* start *

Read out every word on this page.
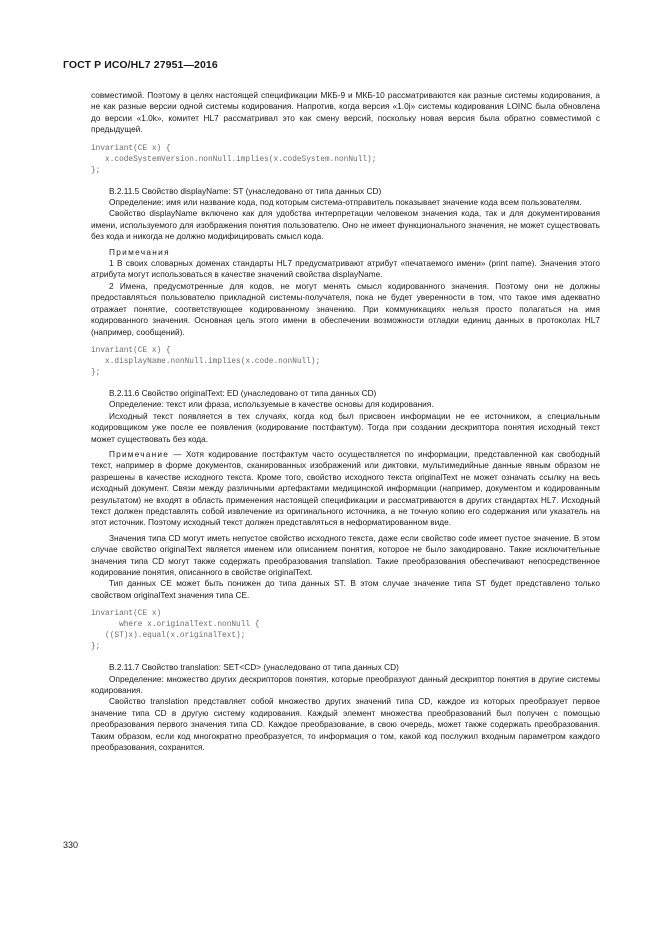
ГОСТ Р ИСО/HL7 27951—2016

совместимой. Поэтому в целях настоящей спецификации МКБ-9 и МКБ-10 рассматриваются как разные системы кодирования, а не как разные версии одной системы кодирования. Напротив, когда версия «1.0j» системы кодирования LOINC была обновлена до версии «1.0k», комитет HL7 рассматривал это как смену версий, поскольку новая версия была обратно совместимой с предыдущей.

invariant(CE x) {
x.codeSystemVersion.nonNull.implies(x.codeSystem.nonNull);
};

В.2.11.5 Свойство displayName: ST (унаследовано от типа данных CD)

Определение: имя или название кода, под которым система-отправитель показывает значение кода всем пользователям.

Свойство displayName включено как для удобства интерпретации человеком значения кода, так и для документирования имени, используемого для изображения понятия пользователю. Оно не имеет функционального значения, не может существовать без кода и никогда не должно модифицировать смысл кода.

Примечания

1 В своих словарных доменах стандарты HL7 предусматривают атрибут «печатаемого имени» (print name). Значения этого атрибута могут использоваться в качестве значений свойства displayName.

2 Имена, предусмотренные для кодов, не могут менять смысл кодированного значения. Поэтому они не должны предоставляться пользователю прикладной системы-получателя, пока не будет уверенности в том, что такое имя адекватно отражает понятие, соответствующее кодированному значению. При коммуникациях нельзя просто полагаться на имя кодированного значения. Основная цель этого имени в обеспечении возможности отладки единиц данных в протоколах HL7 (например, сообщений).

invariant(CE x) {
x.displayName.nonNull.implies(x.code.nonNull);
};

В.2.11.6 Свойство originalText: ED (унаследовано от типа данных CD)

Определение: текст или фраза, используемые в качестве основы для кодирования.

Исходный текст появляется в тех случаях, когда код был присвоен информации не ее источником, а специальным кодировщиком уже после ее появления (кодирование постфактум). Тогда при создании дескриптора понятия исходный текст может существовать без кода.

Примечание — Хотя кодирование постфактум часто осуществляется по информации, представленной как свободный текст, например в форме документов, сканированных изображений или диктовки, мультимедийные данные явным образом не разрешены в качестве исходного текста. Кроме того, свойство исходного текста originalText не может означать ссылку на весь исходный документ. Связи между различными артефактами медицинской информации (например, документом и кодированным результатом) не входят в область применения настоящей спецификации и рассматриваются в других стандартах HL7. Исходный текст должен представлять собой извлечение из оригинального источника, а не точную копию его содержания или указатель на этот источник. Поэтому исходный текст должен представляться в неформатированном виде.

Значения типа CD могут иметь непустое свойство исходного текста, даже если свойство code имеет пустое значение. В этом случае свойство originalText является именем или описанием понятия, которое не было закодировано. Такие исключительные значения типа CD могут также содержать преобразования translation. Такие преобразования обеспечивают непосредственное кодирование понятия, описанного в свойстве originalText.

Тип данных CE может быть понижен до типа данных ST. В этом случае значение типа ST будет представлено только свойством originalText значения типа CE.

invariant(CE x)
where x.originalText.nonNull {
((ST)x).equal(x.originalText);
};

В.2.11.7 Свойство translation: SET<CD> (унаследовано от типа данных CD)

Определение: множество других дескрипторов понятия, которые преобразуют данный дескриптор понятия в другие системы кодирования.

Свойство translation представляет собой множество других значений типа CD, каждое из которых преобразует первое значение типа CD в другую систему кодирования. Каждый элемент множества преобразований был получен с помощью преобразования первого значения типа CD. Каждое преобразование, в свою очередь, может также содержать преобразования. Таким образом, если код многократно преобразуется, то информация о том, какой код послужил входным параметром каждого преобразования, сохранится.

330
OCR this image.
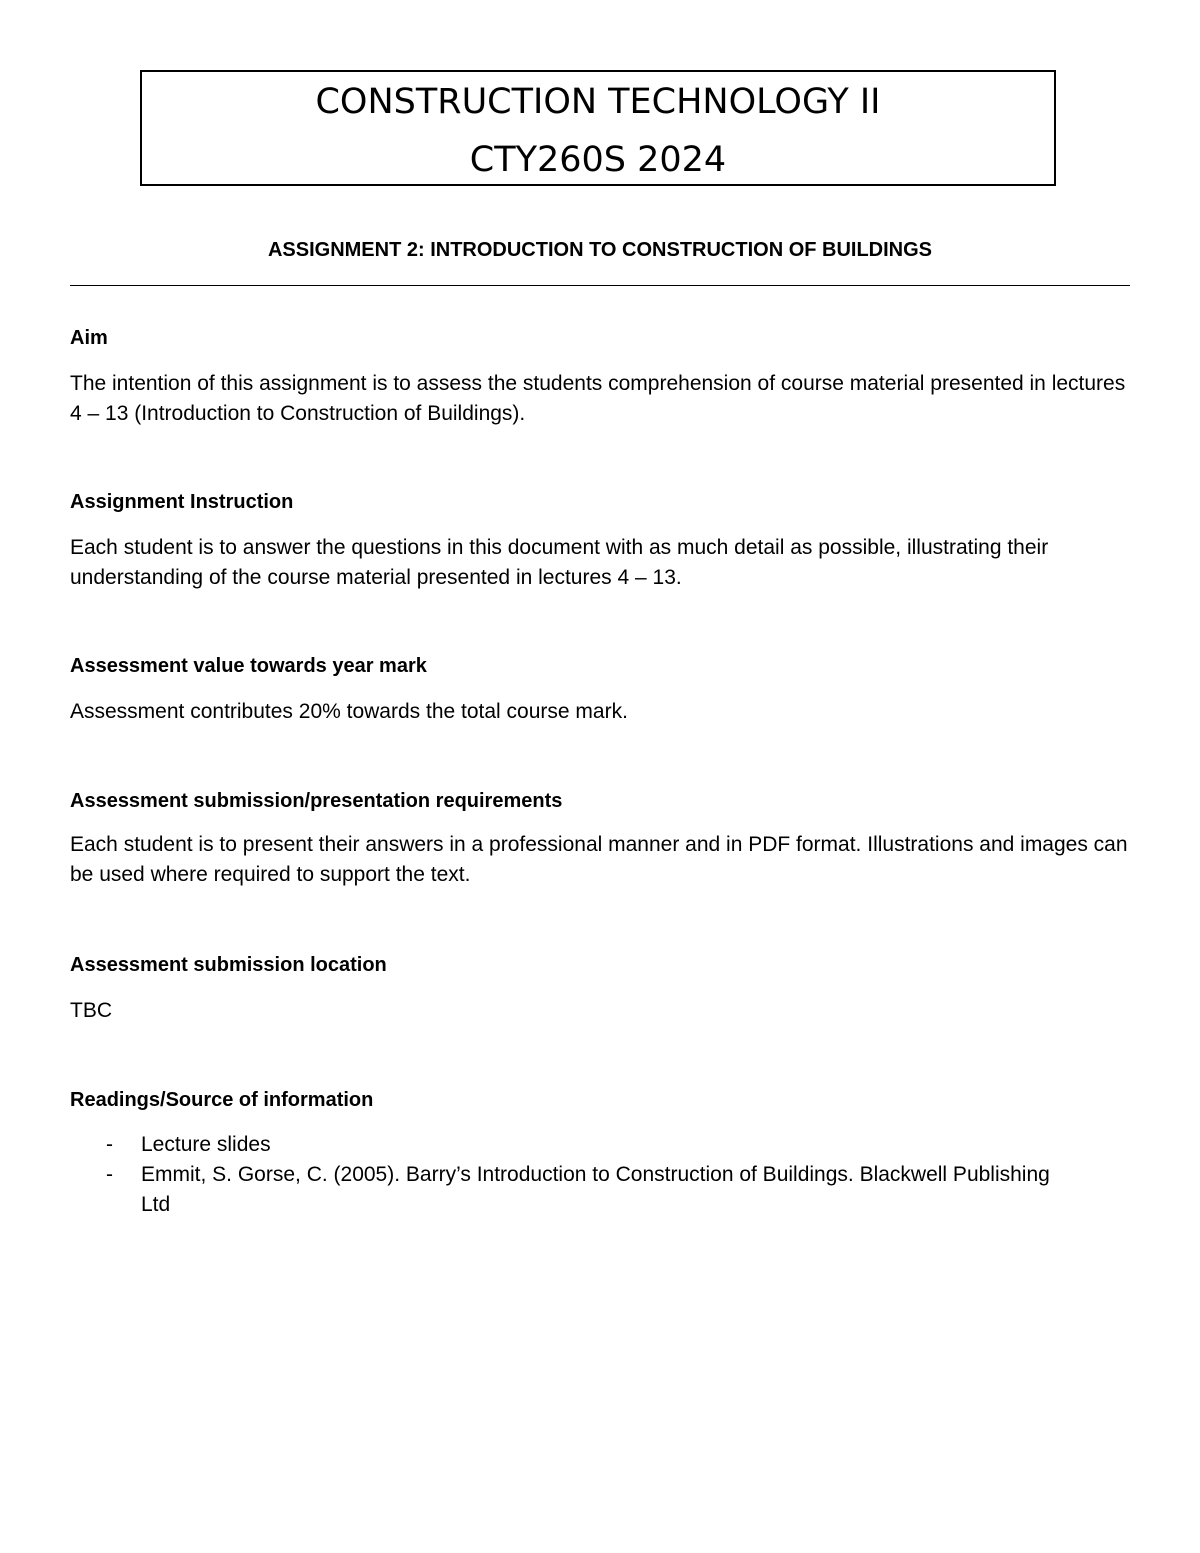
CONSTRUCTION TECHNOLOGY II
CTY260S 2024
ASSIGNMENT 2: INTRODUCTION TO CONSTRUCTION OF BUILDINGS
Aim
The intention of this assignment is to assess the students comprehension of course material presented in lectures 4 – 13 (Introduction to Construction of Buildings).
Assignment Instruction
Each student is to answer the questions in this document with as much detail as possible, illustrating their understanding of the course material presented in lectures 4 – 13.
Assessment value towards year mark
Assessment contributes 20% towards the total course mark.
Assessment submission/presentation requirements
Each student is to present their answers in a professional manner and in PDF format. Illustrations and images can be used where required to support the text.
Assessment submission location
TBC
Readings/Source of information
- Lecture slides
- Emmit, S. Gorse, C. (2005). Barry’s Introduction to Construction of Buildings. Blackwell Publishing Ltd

* end *

### Your objective
Pull out all lines from the entries above that include the word "унаследовано".

### Solution for this exercise
В.2.11.5 Свойство displayName: ST (унаследовано от типа данных CD)
В.2.11.6 Свойство originalText: ED (унаследовано от типа данных CD)
В.2.11.7 Свойство translation: SET<CD> (унаследовано от типа данных CD)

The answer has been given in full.